Records:
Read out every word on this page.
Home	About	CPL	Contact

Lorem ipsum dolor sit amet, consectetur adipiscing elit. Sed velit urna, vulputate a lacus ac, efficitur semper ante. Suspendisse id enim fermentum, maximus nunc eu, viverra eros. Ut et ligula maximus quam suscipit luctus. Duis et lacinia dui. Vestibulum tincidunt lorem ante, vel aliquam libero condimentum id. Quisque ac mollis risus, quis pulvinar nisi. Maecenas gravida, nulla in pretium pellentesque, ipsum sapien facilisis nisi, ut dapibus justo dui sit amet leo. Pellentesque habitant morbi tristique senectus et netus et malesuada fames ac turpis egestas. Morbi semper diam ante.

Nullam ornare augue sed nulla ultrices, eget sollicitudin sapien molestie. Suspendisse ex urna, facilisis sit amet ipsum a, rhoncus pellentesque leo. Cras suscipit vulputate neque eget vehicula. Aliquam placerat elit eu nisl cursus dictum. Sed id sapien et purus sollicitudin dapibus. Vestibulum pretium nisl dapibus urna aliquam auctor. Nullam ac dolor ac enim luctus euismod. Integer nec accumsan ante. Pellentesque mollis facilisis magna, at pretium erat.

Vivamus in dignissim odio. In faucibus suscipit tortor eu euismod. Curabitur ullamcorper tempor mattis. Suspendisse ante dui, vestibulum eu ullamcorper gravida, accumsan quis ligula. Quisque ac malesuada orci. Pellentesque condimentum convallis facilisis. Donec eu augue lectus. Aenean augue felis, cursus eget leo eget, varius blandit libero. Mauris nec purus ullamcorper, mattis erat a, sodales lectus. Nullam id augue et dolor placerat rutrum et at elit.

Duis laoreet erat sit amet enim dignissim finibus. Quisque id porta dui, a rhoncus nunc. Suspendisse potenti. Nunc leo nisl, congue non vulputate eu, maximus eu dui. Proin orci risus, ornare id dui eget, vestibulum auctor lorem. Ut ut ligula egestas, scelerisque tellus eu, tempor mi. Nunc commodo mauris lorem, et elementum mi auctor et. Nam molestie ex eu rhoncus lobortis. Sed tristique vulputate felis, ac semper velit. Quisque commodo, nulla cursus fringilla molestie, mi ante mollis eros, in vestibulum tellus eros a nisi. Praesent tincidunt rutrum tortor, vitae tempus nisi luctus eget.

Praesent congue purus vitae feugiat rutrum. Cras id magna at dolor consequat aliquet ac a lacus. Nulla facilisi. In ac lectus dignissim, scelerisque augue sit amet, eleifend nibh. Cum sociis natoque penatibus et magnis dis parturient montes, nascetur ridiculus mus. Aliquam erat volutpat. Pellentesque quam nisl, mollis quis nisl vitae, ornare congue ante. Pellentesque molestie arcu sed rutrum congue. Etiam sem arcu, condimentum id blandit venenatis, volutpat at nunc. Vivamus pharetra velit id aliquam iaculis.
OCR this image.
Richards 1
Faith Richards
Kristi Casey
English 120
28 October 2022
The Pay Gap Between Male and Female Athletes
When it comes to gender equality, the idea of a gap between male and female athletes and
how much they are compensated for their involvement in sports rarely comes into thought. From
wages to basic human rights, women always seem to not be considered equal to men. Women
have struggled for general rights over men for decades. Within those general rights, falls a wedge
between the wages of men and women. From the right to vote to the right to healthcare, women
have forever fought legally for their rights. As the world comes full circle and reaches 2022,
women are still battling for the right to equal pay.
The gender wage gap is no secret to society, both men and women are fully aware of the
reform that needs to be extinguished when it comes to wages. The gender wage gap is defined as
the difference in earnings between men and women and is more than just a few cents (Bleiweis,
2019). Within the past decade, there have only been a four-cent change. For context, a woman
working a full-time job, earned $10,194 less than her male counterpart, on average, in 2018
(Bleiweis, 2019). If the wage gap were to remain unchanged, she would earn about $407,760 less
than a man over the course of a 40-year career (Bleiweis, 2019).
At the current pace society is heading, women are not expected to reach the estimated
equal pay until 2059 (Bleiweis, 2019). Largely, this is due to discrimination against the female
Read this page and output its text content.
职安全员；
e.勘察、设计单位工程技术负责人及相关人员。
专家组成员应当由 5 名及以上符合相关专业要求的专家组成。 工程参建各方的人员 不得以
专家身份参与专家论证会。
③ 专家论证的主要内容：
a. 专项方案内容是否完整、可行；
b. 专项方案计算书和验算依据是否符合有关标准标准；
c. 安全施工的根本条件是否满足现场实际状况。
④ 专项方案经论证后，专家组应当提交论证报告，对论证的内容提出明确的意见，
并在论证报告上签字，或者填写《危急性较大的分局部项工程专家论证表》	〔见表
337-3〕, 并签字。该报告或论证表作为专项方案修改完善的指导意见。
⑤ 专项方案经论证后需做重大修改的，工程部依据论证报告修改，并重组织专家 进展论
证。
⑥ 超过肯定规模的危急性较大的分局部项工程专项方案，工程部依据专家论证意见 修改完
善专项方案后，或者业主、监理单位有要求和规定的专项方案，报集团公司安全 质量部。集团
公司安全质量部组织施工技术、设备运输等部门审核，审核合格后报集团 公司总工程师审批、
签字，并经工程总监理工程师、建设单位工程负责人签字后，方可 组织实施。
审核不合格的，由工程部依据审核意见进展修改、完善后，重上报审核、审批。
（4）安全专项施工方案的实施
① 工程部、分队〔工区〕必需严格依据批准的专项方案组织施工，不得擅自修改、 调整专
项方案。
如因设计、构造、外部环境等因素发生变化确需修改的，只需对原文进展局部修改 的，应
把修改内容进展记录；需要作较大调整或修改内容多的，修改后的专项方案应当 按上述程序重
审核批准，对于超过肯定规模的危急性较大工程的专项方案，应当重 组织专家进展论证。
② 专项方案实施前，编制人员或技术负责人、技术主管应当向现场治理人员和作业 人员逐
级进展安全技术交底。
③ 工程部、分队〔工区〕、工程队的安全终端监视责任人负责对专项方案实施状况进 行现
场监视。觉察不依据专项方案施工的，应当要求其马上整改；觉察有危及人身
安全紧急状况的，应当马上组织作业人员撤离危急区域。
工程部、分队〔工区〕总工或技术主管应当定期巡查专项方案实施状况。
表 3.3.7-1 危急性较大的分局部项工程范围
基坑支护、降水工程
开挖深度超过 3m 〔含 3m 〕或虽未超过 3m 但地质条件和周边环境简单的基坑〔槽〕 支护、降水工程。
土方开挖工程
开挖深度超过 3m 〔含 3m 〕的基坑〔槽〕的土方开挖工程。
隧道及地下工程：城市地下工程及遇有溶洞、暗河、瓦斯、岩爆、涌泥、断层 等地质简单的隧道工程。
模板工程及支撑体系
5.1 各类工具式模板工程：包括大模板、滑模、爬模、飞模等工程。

* What you need to do *
Using the material above, print every entry exactly as written.

* Task result *
Read out every word on this page.
Home	About	CPL	Contact

Lorem ipsum dolor sit amet, consectetur adipiscing elit. Sed velit urna, vulputate a lacus ac, efficitur semper ante. Suspendisse id enim fermentum, maximus nunc eu, viverra eros. Ut et ligula maximus quam suscipit luctus. Duis et lacinia dui. Vestibulum tincidunt lorem ante, vel aliquam libero condimentum id. Quisque ac mollis risus, quis pulvinar nisi. Maecenas gravida, nulla in pretium pellentesque, ipsum sapien facilisis nisi, ut dapibus justo dui sit amet leo. Pellentesque habitant morbi tristique senectus et netus et malesuada fames ac turpis egestas. Morbi semper diam ante.

Nullam ornare augue sed nulla ultrices, eget sollicitudin sapien molestie. Suspendisse ex urna, facilisis sit amet ipsum a, rhoncus pellentesque leo. Cras suscipit vulputate neque eget vehicula. Aliquam placerat elit eu nisl cursus dictum. Sed id sapien et purus sollicitudin dapibus. Vestibulum pretium nisl dapibus urna aliquam auctor. Nullam ac dolor ac enim luctus euismod. Integer nec accumsan ante. Pellentesque mollis facilisis magna, at pretium erat.

Vivamus in dignissim odio. In faucibus suscipit tortor eu euismod. Curabitur ullamcorper tempor mattis. Suspendisse ante dui, vestibulum eu ullamcorper gravida, accumsan quis ligula. Quisque ac malesuada orci. Pellentesque condimentum convallis facilisis. Donec eu augue lectus. Aenean augue felis, cursus eget leo eget, varius blandit libero. Mauris nec purus ullamcorper, mattis erat a, sodales lectus. Nullam id augue et dolor placerat rutrum et at elit.

Duis laoreet erat sit amet enim dignissim finibus. Quisque id porta dui, a rhoncus nunc. Suspendisse potenti. Nunc leo nisl, congue non vulputate eu, maximus eu dui. Proin orci risus, ornare id dui eget, vestibulum auctor lorem. Ut ut ligula egestas, scelerisque tellus eu, tempor mi. Nunc commodo mauris lorem, et elementum mi auctor et. Nam molestie ex eu rhoncus lobortis. Sed tristique vulputate felis, ac semper velit. Quisque commodo, nulla cursus fringilla molestie, mi ante mollis eros, in vestibulum tellus eros a nisi. Praesent tincidunt rutrum tortor, vitae tempus nisi luctus eget.

Praesent congue purus vitae feugiat rutrum. Cras id magna at dolor consequat aliquet ac a lacus. Nulla facilisi. In ac lectus dignissim, scelerisque augue sit amet, eleifend nibh. Cum sociis natoque penatibus et magnis dis parturient montes, nascetur ridiculus mus. Aliquam erat volutpat. Pellentesque quam nisl, mollis quis nisl vitae, ornare congue ante. Pellentesque molestie arcu sed rutrum congue. Etiam sem arcu, condimentum id blandit venenatis, volutpat at nunc. Vivamus pharetra velit id aliquam iaculis.
OCR this image.
Richards 1
Faith Richards
Kristi Casey
English 120
28 October 2022
The Pay Gap Between Male and Female Athletes
When it comes to gender equality, the idea of a gap between male and female athletes and
how much they are compensated for their involvement in sports rarely comes into thought. From
wages to basic human rights, women always seem to not be considered equal to men. Women
have struggled for general rights over men for decades. Within those general rights, falls a wedge
between the wages of men and women. From the right to vote to the right to healthcare, women
have forever fought legally for their rights. As the world comes full circle and reaches 2022,
women are still battling for the right to equal pay.
The gender wage gap is no secret to society, both men and women are fully aware of the
reform that needs to be extinguished when it comes to wages. The gender wage gap is defined as
the difference in earnings between men and women and is more than just a few cents (Bleiweis,
2019). Within the past decade, there have only been a four-cent change. For context, a woman
working a full-time job, earned $10,194 less than her male counterpart, on average, in 2018
(Bleiweis, 2019). If the wage gap were to remain unchanged, she would earn about $407,760 less
than a man over the course of a 40-year career (Bleiweis, 2019).
At the current pace society is heading, women are not expected to reach the estimated
equal pay until 2059 (Bleiweis, 2019). Largely, this is due to discrimination against the female
Read this page and output its text content.
职安全员；
e.勘察、设计单位工程技术负责人及相关人员。
专家组成员应当由 5 名及以上符合相关专业要求的专家组成。 工程参建各方的人员 不得以
专家身份参与专家论证会。
③ 专家论证的主要内容：
a. 专项方案内容是否完整、可行；
b. 专项方案计算书和验算依据是否符合有关标准标准；
c. 安全施工的根本条件是否满足现场实际状况。
④ 专项方案经论证后，专家组应当提交论证报告，对论证的内容提出明确的意见，
并在论证报告上签字，或者填写《危急性较大的分局部项工程专家论证表》	〔见表
337-3〕, 并签字。该报告或论证表作为专项方案修改完善的指导意见。
⑤ 专项方案经论证后需做重大修改的，工程部依据论证报告修改，并重组织专家 进展论
证。
⑥ 超过肯定规模的危急性较大的分局部项工程专项方案，工程部依据专家论证意见 修改完
善专项方案后，或者业主、监理单位有要求和规定的专项方案，报集团公司安全 质量部。集团
公司安全质量部组织施工技术、设备运输等部门审核，审核合格后报集团 公司总工程师审批、
签字，并经工程总监理工程师、建设单位工程负责人签字后，方可 组织实施。
审核不合格的，由工程部依据审核意见进展修改、完善后，重上报审核、审批。
（4）安全专项施工方案的实施
① 工程部、分队〔工区〕必需严格依据批准的专项方案组织施工，不得擅自修改、 调整专
项方案。
如因设计、构造、外部环境等因素发生变化确需修改的，只需对原文进展局部修改 的，应
把修改内容进展记录；需要作较大调整或修改内容多的，修改后的专项方案应当 按上述程序重
审核批准，对于超过肯定规模的危急性较大工程的专项方案，应当重 组织专家进展论证。
② 专项方案实施前，编制人员或技术负责人、技术主管应当向现场治理人员和作业 人员逐
级进展安全技术交底。
③ 工程部、分队〔工区〕、工程队的安全终端监视责任人负责对专项方案实施状况进 行现
场监视。觉察不依据专项方案施工的，应当要求其马上整改；觉察有危及人身
安全紧急状况的，应当马上组织作业人员撤离危急区域。
工程部、分队〔工区〕总工或技术主管应当定期巡查专项方案实施状况。
表 3.3.7-1 危急性较大的分局部项工程范围
基坑支护、降水工程
开挖深度超过 3m 〔含 3m 〕或虽未超过 3m 但地质条件和周边环境简单的基坑〔槽〕 支护、降水工程。
土方开挖工程
开挖深度超过 3m 〔含 3m 〕的基坑〔槽〕的土方开挖工程。
隧道及地下工程：城市地下工程及遇有溶洞、暗河、瓦斯、岩爆、涌泥、断层 等地质简单的隧道工程。
模板工程及支撑体系
5.1 各类工具式模板工程：包括大模板、滑模、爬模、飞模等工程。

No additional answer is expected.